STORED DATA:
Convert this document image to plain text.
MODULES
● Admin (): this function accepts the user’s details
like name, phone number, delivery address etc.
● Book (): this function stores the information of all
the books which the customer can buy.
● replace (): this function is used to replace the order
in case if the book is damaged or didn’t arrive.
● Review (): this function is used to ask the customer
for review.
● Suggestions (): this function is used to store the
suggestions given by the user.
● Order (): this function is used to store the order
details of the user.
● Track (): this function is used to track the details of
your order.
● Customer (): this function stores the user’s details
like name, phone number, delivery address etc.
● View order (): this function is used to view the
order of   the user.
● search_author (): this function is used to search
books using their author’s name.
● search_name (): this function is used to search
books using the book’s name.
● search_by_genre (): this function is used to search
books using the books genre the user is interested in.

AIM:
Your task is to repeat the data exactly; please include every line.

CORRECT RESPONSE:
Convert this document image to plain text.
MODULES
● Admin (): this function accepts the user’s details
like name, phone number, delivery address etc.
● Book (): this function stores the information of all
the books which the customer can buy.
● replace (): this function is used to replace the order
in case if the book is damaged or didn’t arrive.
● Review (): this function is used to ask the customer
for review.
● Suggestions (): this function is used to store the
suggestions given by the user.
● Order (): this function is used to store the order
details of the user.
● Track (): this function is used to track the details of
your order.
● Customer (): this function stores the user’s details
like name, phone number, delivery address etc.
● View order (): this function is used to view the
order of   the user.
● search_author (): this function is used to search
books using their author’s name.
● search_name (): this function is used to search
books using the book’s name.
● search_by_genre (): this function is used to search
books using the books genre the user is interested in.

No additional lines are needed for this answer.